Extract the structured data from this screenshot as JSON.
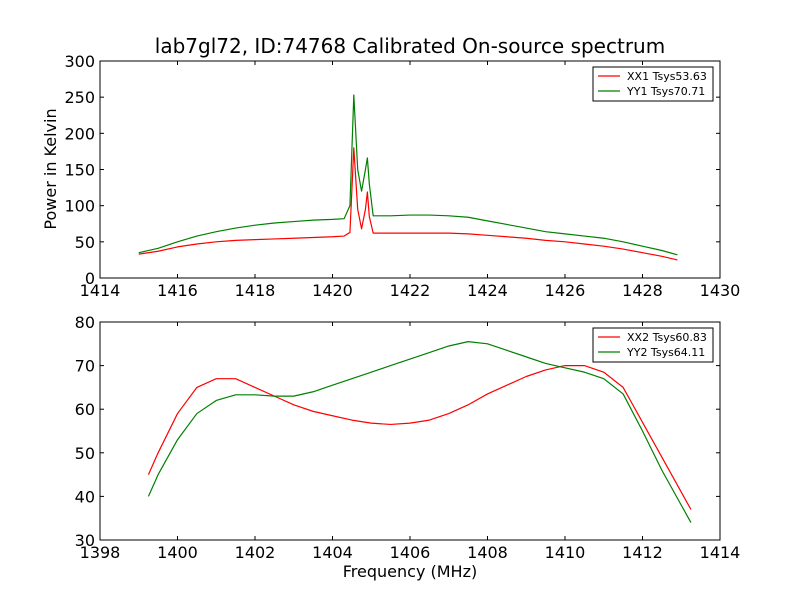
{
  "chart_data": [
    {
      "type": "line",
      "title": "lab7gl72, ID:74768 Calibrated On-source spectrum",
      "xlabel": "",
      "ylabel": "Power in Kelvin",
      "xlim": [
        1414,
        1430
      ],
      "ylim": [
        0,
        300
      ],
      "xticks": [
        "1414",
        "1416",
        "1418",
        "1420",
        "1422",
        "1424",
        "1426",
        "1428",
        "1430"
      ],
      "yticks": [
        "0",
        "50",
        "100",
        "150",
        "200",
        "250",
        "300"
      ],
      "legend_position": "top-right",
      "grid": false,
      "series": [
        {
          "name": "XX1 Tsys53.63",
          "color": "#ff0000",
          "points": [
            [
              1415.0,
              33
            ],
            [
              1415.5,
              37
            ],
            [
              1416.0,
              43
            ],
            [
              1416.5,
              47
            ],
            [
              1417.0,
              50
            ],
            [
              1417.5,
              52
            ],
            [
              1418.0,
              53
            ],
            [
              1418.5,
              54
            ],
            [
              1419.0,
              55
            ],
            [
              1419.5,
              56
            ],
            [
              1420.0,
              57
            ],
            [
              1420.3,
              58
            ],
            [
              1420.45,
              63
            ],
            [
              1420.55,
              180
            ],
            [
              1420.65,
              95
            ],
            [
              1420.75,
              68
            ],
            [
              1420.85,
              95
            ],
            [
              1420.9,
              119
            ],
            [
              1420.95,
              85
            ],
            [
              1421.05,
              62
            ],
            [
              1421.5,
              62
            ],
            [
              1422.0,
              62
            ],
            [
              1422.5,
              62
            ],
            [
              1423.0,
              62
            ],
            [
              1423.5,
              61
            ],
            [
              1424.0,
              59
            ],
            [
              1424.5,
              57
            ],
            [
              1425.0,
              55
            ],
            [
              1425.5,
              52
            ],
            [
              1426.0,
              50
            ],
            [
              1426.5,
              47
            ],
            [
              1427.0,
              44
            ],
            [
              1427.5,
              40
            ],
            [
              1428.0,
              35
            ],
            [
              1428.5,
              30
            ],
            [
              1428.9,
              25
            ]
          ]
        },
        {
          "name": "YY1 Tsys70.71",
          "color": "#008000",
          "points": [
            [
              1415.0,
              35
            ],
            [
              1415.5,
              41
            ],
            [
              1416.0,
              50
            ],
            [
              1416.5,
              58
            ],
            [
              1417.0,
              64
            ],
            [
              1417.5,
              69
            ],
            [
              1418.0,
              73
            ],
            [
              1418.5,
              76
            ],
            [
              1419.0,
              78
            ],
            [
              1419.5,
              80
            ],
            [
              1420.0,
              81
            ],
            [
              1420.3,
              82
            ],
            [
              1420.45,
              100
            ],
            [
              1420.55,
              253
            ],
            [
              1420.65,
              150
            ],
            [
              1420.75,
              120
            ],
            [
              1420.85,
              150
            ],
            [
              1420.9,
              166
            ],
            [
              1420.95,
              130
            ],
            [
              1421.05,
              86
            ],
            [
              1421.5,
              86
            ],
            [
              1422.0,
              87
            ],
            [
              1422.5,
              87
            ],
            [
              1423.0,
              86
            ],
            [
              1423.5,
              84
            ],
            [
              1424.0,
              79
            ],
            [
              1424.5,
              74
            ],
            [
              1425.0,
              69
            ],
            [
              1425.5,
              64
            ],
            [
              1426.0,
              61
            ],
            [
              1426.5,
              58
            ],
            [
              1427.0,
              55
            ],
            [
              1427.5,
              50
            ],
            [
              1428.0,
              44
            ],
            [
              1428.5,
              38
            ],
            [
              1428.9,
              32
            ]
          ]
        }
      ]
    },
    {
      "type": "line",
      "title": "",
      "xlabel": "Frequency (MHz)",
      "ylabel": "",
      "xlim": [
        1398,
        1414
      ],
      "ylim": [
        30,
        80
      ],
      "xticks": [
        "1398",
        "1400",
        "1402",
        "1404",
        "1406",
        "1408",
        "1410",
        "1412",
        "1414"
      ],
      "yticks": [
        "30",
        "40",
        "50",
        "60",
        "70",
        "80"
      ],
      "legend_position": "top-right",
      "grid": false,
      "series": [
        {
          "name": "XX2 Tsys60.83",
          "color": "#ff0000",
          "points": [
            [
              1399.25,
              45
            ],
            [
              1399.5,
              50
            ],
            [
              1400.0,
              59
            ],
            [
              1400.5,
              65
            ],
            [
              1401.0,
              67
            ],
            [
              1401.5,
              67
            ],
            [
              1402.0,
              65
            ],
            [
              1402.5,
              63
            ],
            [
              1403.0,
              61
            ],
            [
              1403.5,
              59.5
            ],
            [
              1404.0,
              58.5
            ],
            [
              1404.5,
              57.5
            ],
            [
              1405.0,
              56.8
            ],
            [
              1405.5,
              56.5
            ],
            [
              1406.0,
              56.8
            ],
            [
              1406.5,
              57.5
            ],
            [
              1407.0,
              59
            ],
            [
              1407.5,
              61
            ],
            [
              1408.0,
              63.5
            ],
            [
              1408.5,
              65.5
            ],
            [
              1409.0,
              67.5
            ],
            [
              1409.5,
              69
            ],
            [
              1410.0,
              70
            ],
            [
              1410.5,
              70
            ],
            [
              1411.0,
              68.5
            ],
            [
              1411.5,
              65
            ],
            [
              1412.0,
              57
            ],
            [
              1412.5,
              49
            ],
            [
              1413.0,
              41
            ],
            [
              1413.25,
              37
            ]
          ]
        },
        {
          "name": "YY2 Tsys64.11",
          "color": "#008000",
          "points": [
            [
              1399.25,
              40
            ],
            [
              1399.5,
              45
            ],
            [
              1400.0,
              53
            ],
            [
              1400.5,
              59
            ],
            [
              1401.0,
              62
            ],
            [
              1401.5,
              63.3
            ],
            [
              1402.0,
              63.3
            ],
            [
              1402.5,
              63
            ],
            [
              1403.0,
              63
            ],
            [
              1403.5,
              64
            ],
            [
              1404.0,
              65.5
            ],
            [
              1404.5,
              67
            ],
            [
              1405.0,
              68.5
            ],
            [
              1405.5,
              70
            ],
            [
              1406.0,
              71.5
            ],
            [
              1406.5,
              73
            ],
            [
              1407.0,
              74.5
            ],
            [
              1407.5,
              75.5
            ],
            [
              1408.0,
              75
            ],
            [
              1408.5,
              73.5
            ],
            [
              1409.0,
              72
            ],
            [
              1409.5,
              70.5
            ],
            [
              1410.0,
              69.5
            ],
            [
              1410.5,
              68.5
            ],
            [
              1411.0,
              67
            ],
            [
              1411.5,
              63.5
            ],
            [
              1412.0,
              55
            ],
            [
              1412.5,
              46
            ],
            [
              1413.0,
              38
            ],
            [
              1413.25,
              34
            ]
          ]
        }
      ]
    }
  ]
}
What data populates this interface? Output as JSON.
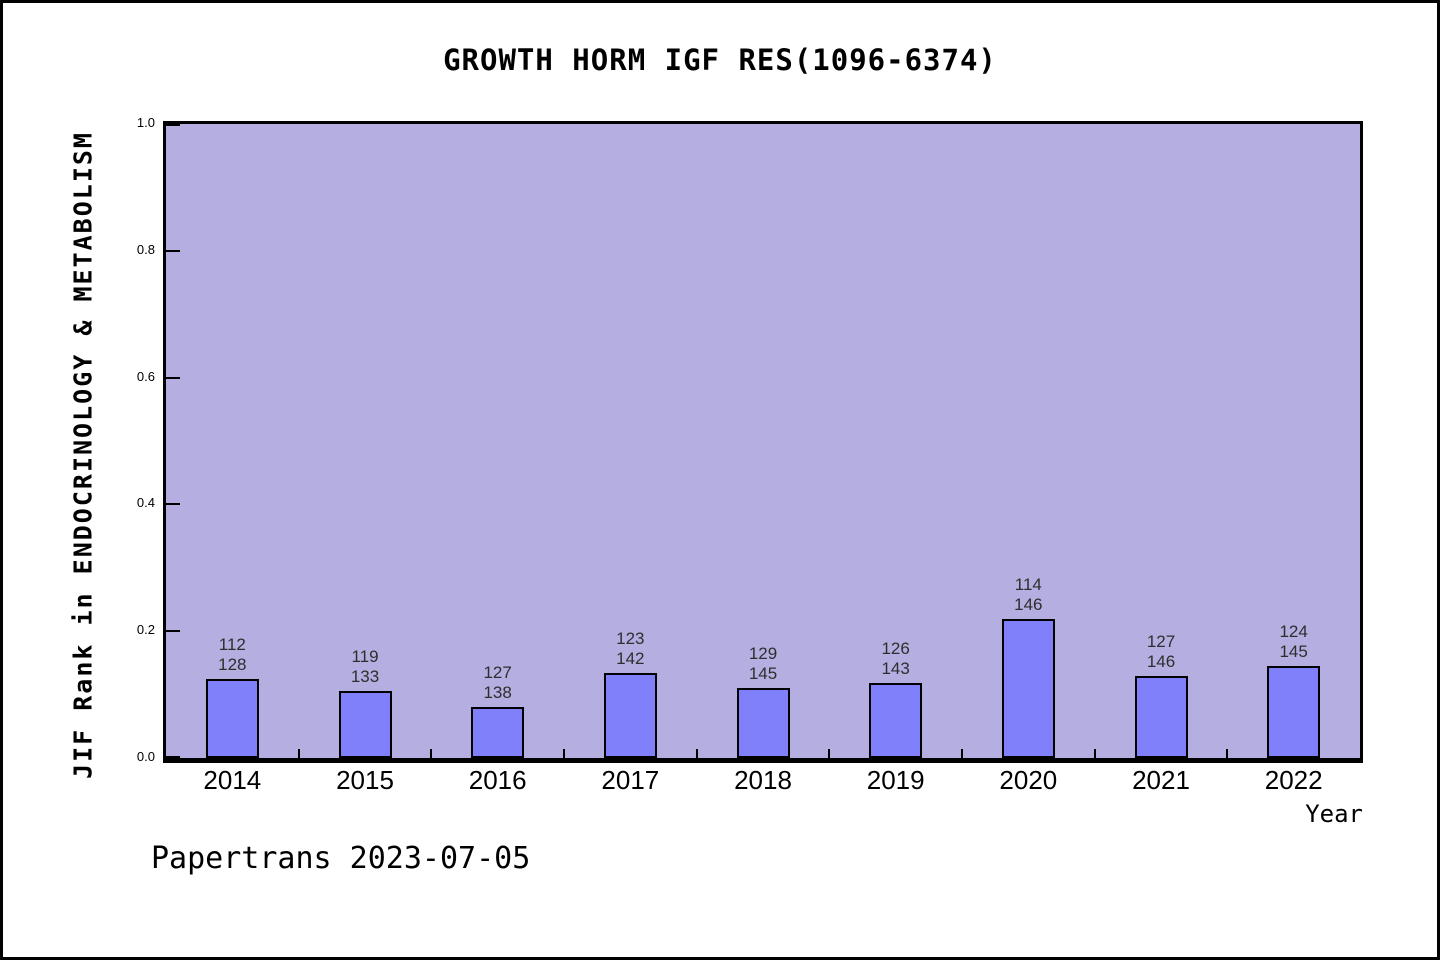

============================================================

Say, as a bare number, how many lines in the entries above include the string "JSON".

Result: 2